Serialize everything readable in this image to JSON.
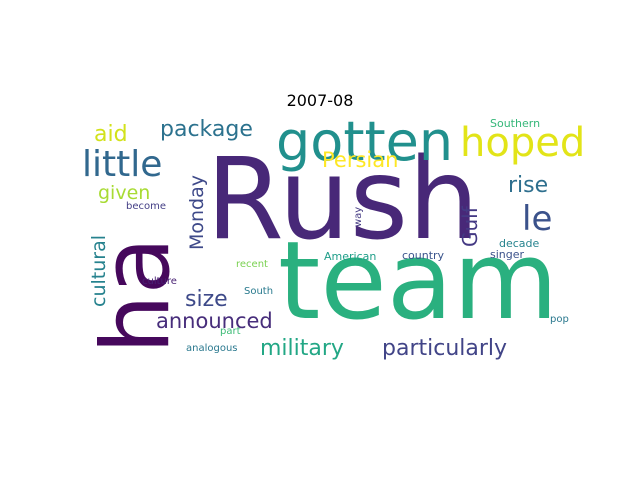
{
  "figure": {
    "title": "2007-08",
    "words": [
      {
        "text": "Rush",
        "color": "#482878",
        "vertical": false
      },
      {
        "text": "team",
        "color": "#2ab07f",
        "vertical": false
      },
      {
        "text": "ha",
        "color": "#46085c",
        "vertical": true
      },
      {
        "text": "gotten",
        "color": "#21908d",
        "vertical": false
      },
      {
        "text": "hoped",
        "color": "#e2e418",
        "vertical": false
      },
      {
        "text": "little",
        "color": "#31688e",
        "vertical": false
      },
      {
        "text": "le",
        "color": "#3b528b",
        "vertical": false
      },
      {
        "text": "package",
        "color": "#2c728e",
        "vertical": false
      },
      {
        "text": "aid",
        "color": "#d2e21b",
        "vertical": false
      },
      {
        "text": "Persian",
        "color": "#fde725",
        "vertical": false
      },
      {
        "text": "rise",
        "color": "#2e6f8e",
        "vertical": false
      },
      {
        "text": "given",
        "color": "#a8db34",
        "vertical": false
      },
      {
        "text": "Gulf",
        "color": "#443983",
        "vertical": true
      },
      {
        "text": "Monday",
        "color": "#3e4989",
        "vertical": true
      },
      {
        "text": "cultural",
        "color": "#26828e",
        "vertical": true
      },
      {
        "text": "size",
        "color": "#3e4a89",
        "vertical": false
      },
      {
        "text": "announced",
        "color": "#472d7b",
        "vertical": false
      },
      {
        "text": "military",
        "color": "#22a785",
        "vertical": false
      },
      {
        "text": "particularly",
        "color": "#414487",
        "vertical": false
      },
      {
        "text": "Southern",
        "color": "#35b779",
        "vertical": false
      },
      {
        "text": "become",
        "color": "#433e85",
        "vertical": false
      },
      {
        "text": "way",
        "color": "#443a83",
        "vertical": true
      },
      {
        "text": "decade",
        "color": "#25838e",
        "vertical": false
      },
      {
        "text": "American",
        "color": "#1f9e89",
        "vertical": false
      },
      {
        "text": "country",
        "color": "#3a548c",
        "vertical": false
      },
      {
        "text": "singer",
        "color": "#3b528b",
        "vertical": false
      },
      {
        "text": "recent",
        "color": "#7ad151",
        "vertical": false
      },
      {
        "text": "culture",
        "color": "#482173",
        "vertical": false
      },
      {
        "text": "South",
        "color": "#297a8e",
        "vertical": false
      },
      {
        "text": "part",
        "color": "#3bbb75",
        "vertical": false
      },
      {
        "text": "pop",
        "color": "#2a788e",
        "vertical": false
      },
      {
        "text": "analogous",
        "color": "#2a788e",
        "vertical": false
      }
    ]
  }
}
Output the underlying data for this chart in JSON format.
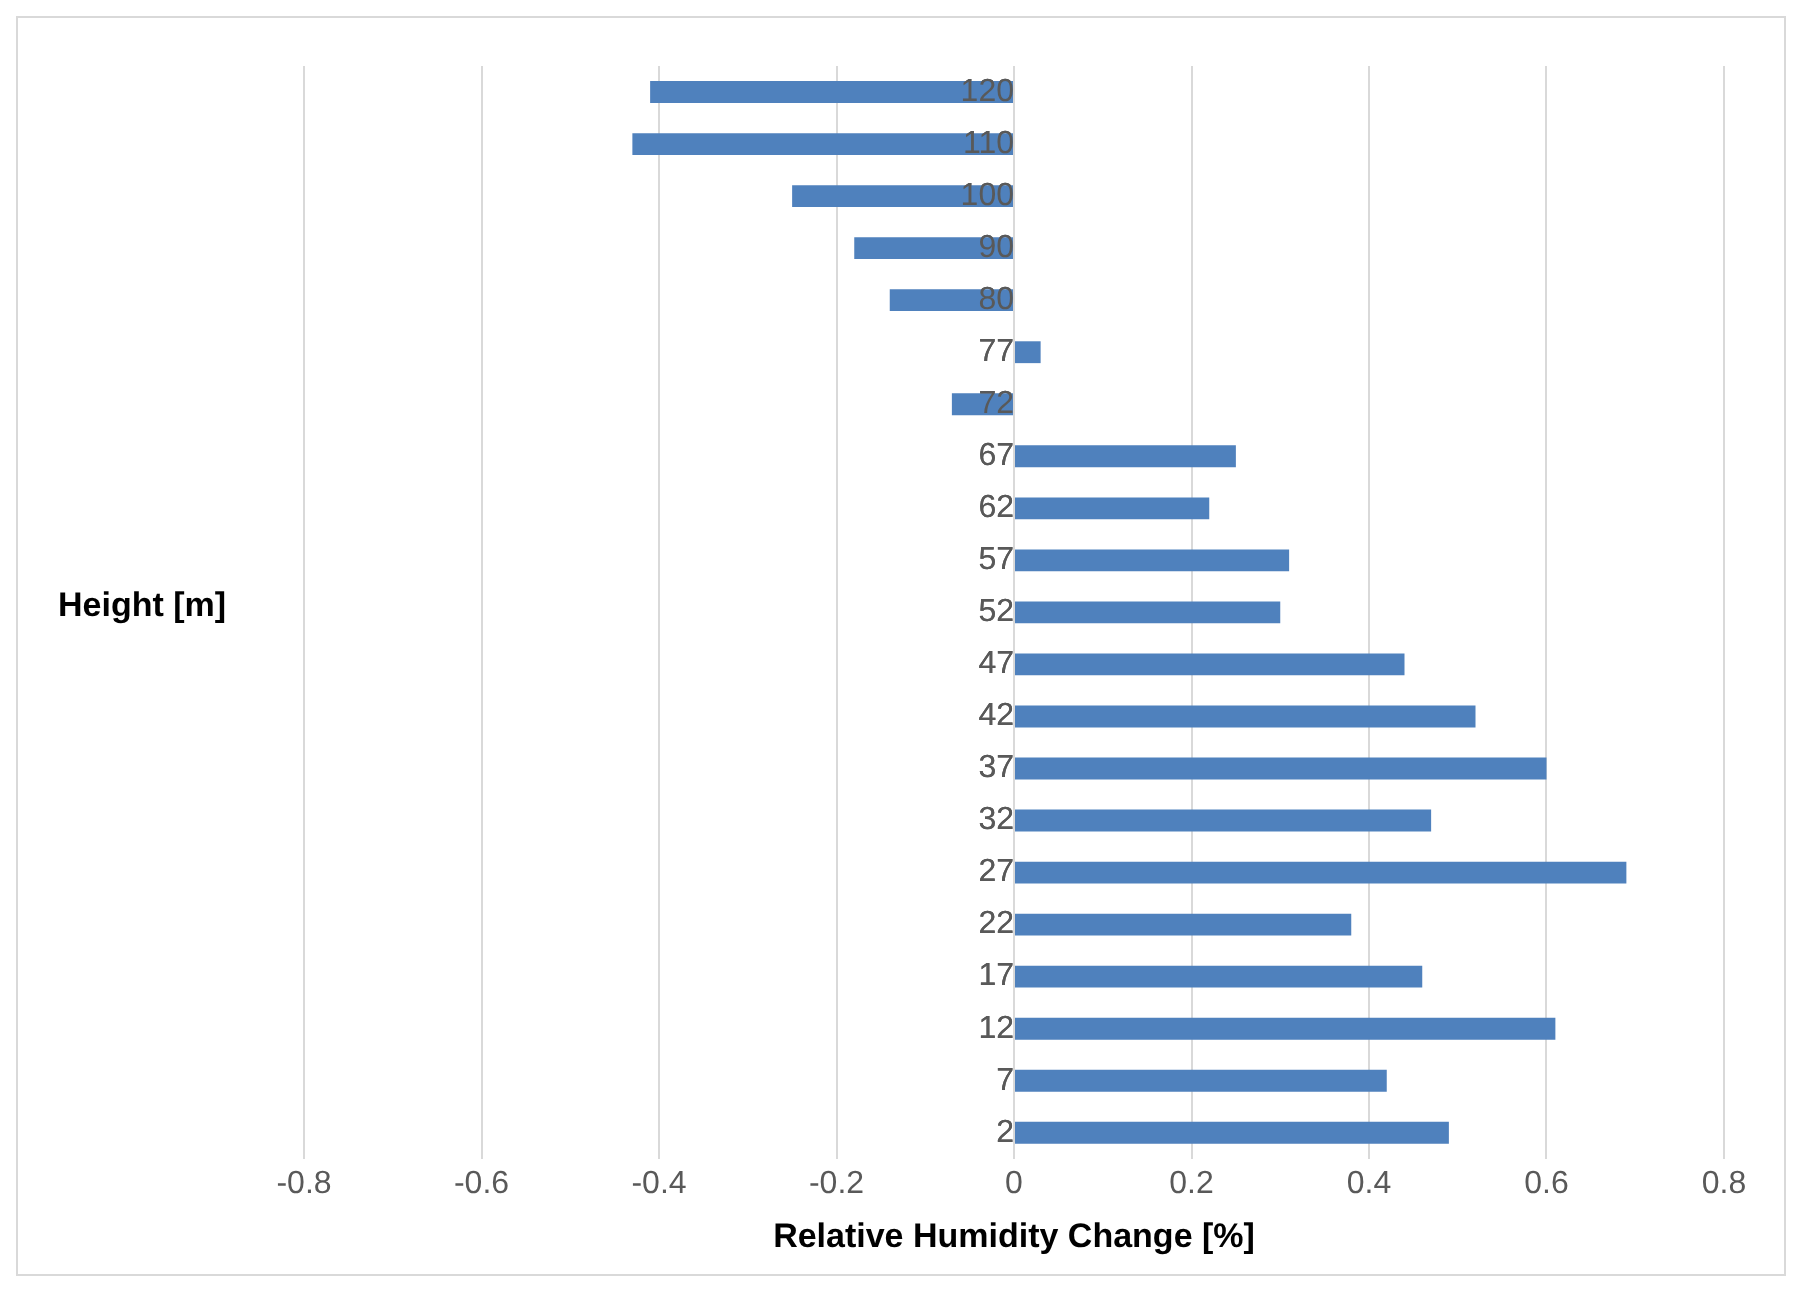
{
  "chart_data": {
    "type": "bar",
    "orientation": "horizontal",
    "xlabel": "Relative Humidity Change [%]",
    "ylabel": "Height [m]",
    "categories": [
      "120",
      "110",
      "100",
      "90",
      "80",
      "77",
      "72",
      "67",
      "62",
      "57",
      "52",
      "47",
      "42",
      "37",
      "32",
      "27",
      "22",
      "17",
      "12",
      "7",
      "2"
    ],
    "values": [
      -0.41,
      -0.43,
      -0.25,
      -0.18,
      -0.14,
      0.03,
      -0.07,
      0.25,
      0.22,
      0.31,
      0.3,
      0.44,
      0.52,
      0.6,
      0.47,
      0.69,
      0.38,
      0.46,
      0.61,
      0.42,
      0.49
    ],
    "color": "#4f81bd",
    "xlim": [
      -0.8,
      0.8
    ],
    "xticks": [
      -0.8,
      -0.6,
      -0.4,
      -0.2,
      0,
      0.2,
      0.4,
      0.6,
      0.8
    ],
    "grid": "x",
    "legend": false
  }
}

════════

**PROBLEM REQUIREMENTS:**
Quote the preceding listing precisely and completely, omitting its images.

**ANSWER TO THIS TASK:**
Serialize everything readable in this image to JSON.
{
  "figure": {
    "title": "2007-08",
    "words": [
      {
        "text": "Rush",
        "color": "#482878",
        "vertical": false
      },
      {
        "text": "team",
        "color": "#2ab07f",
        "vertical": false
      },
      {
        "text": "ha",
        "color": "#46085c",
        "vertical": true
      },
      {
        "text": "gotten",
        "color": "#21908d",
        "vertical": false
      },
      {
        "text": "hoped",
        "color": "#e2e418",
        "vertical": false
      },
      {
        "text": "little",
        "color": "#31688e",
        "vertical": false
      },
      {
        "text": "le",
        "color": "#3b528b",
        "vertical": false
      },
      {
        "text": "package",
        "color": "#2c728e",
        "vertical": false
      },
      {
        "text": "aid",
        "color": "#d2e21b",
        "vertical": false
      },
      {
        "text": "Persian",
        "color": "#fde725",
        "vertical": false
      },
      {
        "text": "rise",
        "color": "#2e6f8e",
        "vertical": false
      },
      {
        "text": "given",
        "color": "#a8db34",
        "vertical": false
      },
      {
        "text": "Gulf",
        "color": "#443983",
        "vertical": true
      },
      {
        "text": "Monday",
        "color": "#3e4989",
        "vertical": true
      },
      {
        "text": "cultural",
        "color": "#26828e",
        "vertical": true
      },
      {
        "text": "size",
        "color": "#3e4a89",
        "vertical": false
      },
      {
        "text": "announced",
        "color": "#472d7b",
        "vertical": false
      },
      {
        "text": "military",
        "color": "#22a785",
        "vertical": false
      },
      {
        "text": "particularly",
        "color": "#414487",
        "vertical": false
      },
      {
        "text": "Southern",
        "color": "#35b779",
        "vertical": false
      },
      {
        "text": "become",
        "color": "#433e85",
        "vertical": false
      },
      {
        "text": "way",
        "color": "#443a83",
        "vertical": true
      },
      {
        "text": "decade",
        "color": "#25838e",
        "vertical": false
      },
      {
        "text": "American",
        "color": "#1f9e89",
        "vertical": false
      },
      {
        "text": "country",
        "color": "#3a548c",
        "vertical": false
      },
      {
        "text": "singer",
        "color": "#3b528b",
        "vertical": false
      },
      {
        "text": "recent",
        "color": "#7ad151",
        "vertical": false
      },
      {
        "text": "culture",
        "color": "#482173",
        "vertical": false
      },
      {
        "text": "South",
        "color": "#297a8e",
        "vertical": false
      },
      {
        "text": "part",
        "color": "#3bbb75",
        "vertical": false
      },
      {
        "text": "pop",
        "color": "#2a788e",
        "vertical": false
      },
      {
        "text": "analogous",
        "color": "#2a788e",
        "vertical": false
      }
    ]
  }
}
Output the underlying data for this chart in JSON format.
{
  "chart_data": {
    "type": "bar",
    "orientation": "horizontal",
    "xlabel": "Relative Humidity Change [%]",
    "ylabel": "Height [m]",
    "categories": [
      "120",
      "110",
      "100",
      "90",
      "80",
      "77",
      "72",
      "67",
      "62",
      "57",
      "52",
      "47",
      "42",
      "37",
      "32",
      "27",
      "22",
      "17",
      "12",
      "7",
      "2"
    ],
    "values": [
      -0.41,
      -0.43,
      -0.25,
      -0.18,
      -0.14,
      0.03,
      -0.07,
      0.25,
      0.22,
      0.31,
      0.3,
      0.44,
      0.52,
      0.6,
      0.47,
      0.69,
      0.38,
      0.46,
      0.61,
      0.42,
      0.49
    ],
    "color": "#4f81bd",
    "xlim": [
      -0.8,
      0.8
    ],
    "xticks": [
      -0.8,
      -0.6,
      -0.4,
      -0.2,
      0,
      0.2,
      0.4,
      0.6,
      0.8
    ],
    "grid": "x",
    "legend": false
  }
}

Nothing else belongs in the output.